» **WRITTEN PROBLEM**
Quote the records below in full, exactly as given, with the images taken out.

» **MATERIAL SHOWN**
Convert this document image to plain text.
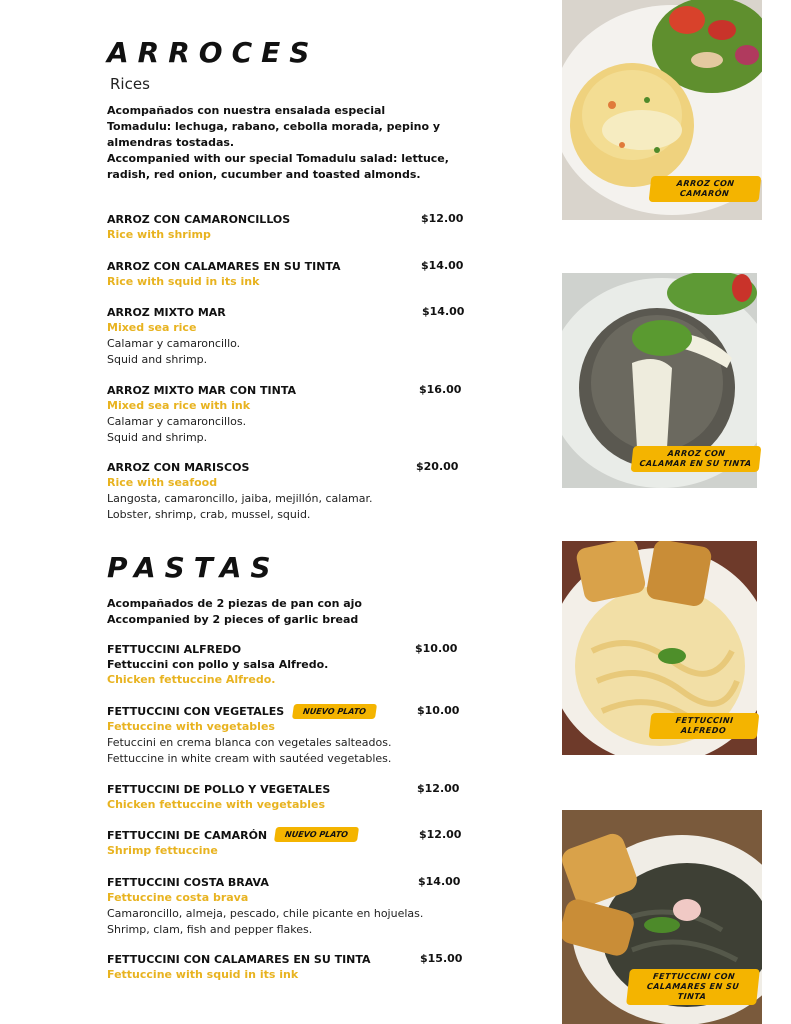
ARROCES
Rices
Acompañados con nuestra ensalada especial Tomadulu: lechuga, rabano, cebolla morada, pepino y almendras tostadas.
Accompanied with our special Tomadulu salad: lettuce, radish, red onion, cucumber and toasted almonds.
ARROZ CON CAMARONCILLOS
Rice with shrimp
$12.00
ARROZ CON CALAMARES EN SU TINTA
Rice with squid in its ink
$14.00
ARROZ MIXTO MAR
Mixed sea rice
Calamar y camaroncillo.
Squid and shrimp.
$14.00
ARROZ MIXTO MAR CON TINTA
Mixed sea rice with ink
Calamar y camaroncillos.
Squid and shrimp.
$16.00
ARROZ CON MARISCOS
Rice with seafood
Langosta, camaroncillo, jaiba, mejillón, calamar.
Lobster, shrimp, crab, mussel, squid.
$20.00
PASTAS
Acompañados de 2 piezas de pan con ajo
Accompanied by 2 pieces of garlic bread
FETTUCCINI ALFREDO
Fettuccini con pollo y salsa Alfredo.
Chicken fettuccine Alfredo.
$10.00
FETTUCCINI CON VEGETALES
Fettuccine with vegetables
Fetuccini en crema blanca con vegetales salteados.
Fettuccine in white cream with sautéed vegetables.
NUEVO PLATO	$10.00
FETTUCCINI DE POLLO Y VEGETALES
Chicken fettuccine with vegetables
$12.00
FETTUCCINI DE CAMARÓN
Shrimp fettuccine
NUEVO PLATO	$12.00
FETTUCCINI COSTA BRAVA
Fettuccine costa brava
Camaroncillo, almeja, pescado, chile picante en hojuelas.
Shrimp, clam, fish and pepper flakes.
$14.00
FETTUCCINI CON CALAMARES EN SU TINTA
Fettuccine with squid in its ink
$15.00
ARROZ CON
CAMARÓN
ARROZ CON
CALAMAR EN SU TINTA
FETTUCCINI
ALFREDO
FETTUCCINI CON
CALAMARES EN SU TINTA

» **THE SOLUTION**
Convert this document image to plain text.
ARROCES
Rices
Acompañados con nuestra ensalada especial Tomadulu: lechuga, rabano, cebolla morada, pepino y almendras tostadas.
Accompanied with our special Tomadulu salad: lettuce, radish, red onion, cucumber and toasted almonds.
ARROZ CON CAMARONCILLOS
Rice with shrimp
$12.00
ARROZ CON CALAMARES EN SU TINTA
Rice with squid in its ink
$14.00
ARROZ MIXTO MAR
Mixed sea rice
Calamar y camaroncillo.
Squid and shrimp.
$14.00
ARROZ MIXTO MAR CON TINTA
Mixed sea rice with ink
Calamar y camaroncillos.
Squid and shrimp.
$16.00
ARROZ CON MARISCOS
Rice with seafood
Langosta, camaroncillo, jaiba, mejillón, calamar.
Lobster, shrimp, crab, mussel, squid.
$20.00
PASTAS
Acompañados de 2 piezas de pan con ajo
Accompanied by 2 pieces of garlic bread
FETTUCCINI ALFREDO
Fettuccini con pollo y salsa Alfredo.
Chicken fettuccine Alfredo.
$10.00
FETTUCCINI CON VEGETALES
Fettuccine with vegetables
Fetuccini en crema blanca con vegetales salteados.
Fettuccine in white cream with sautéed vegetables.
NUEVO PLATO	$10.00
FETTUCCINI DE POLLO Y VEGETALES
Chicken fettuccine with vegetables
$12.00
FETTUCCINI DE CAMARÓN
Shrimp fettuccine
NUEVO PLATO	$12.00
FETTUCCINI COSTA BRAVA
Fettuccine costa brava
Camaroncillo, almeja, pescado, chile picante en hojuelas.
Shrimp, clam, fish and pepper flakes.
$14.00
FETTUCCINI CON CALAMARES EN SU TINTA
Fettuccine with squid in its ink
$15.00
ARROZ CON
CAMARÓN
ARROZ CON
CALAMAR EN SU TINTA
FETTUCCINI
ALFREDO
FETTUCCINI CON
CALAMARES EN SU TINTA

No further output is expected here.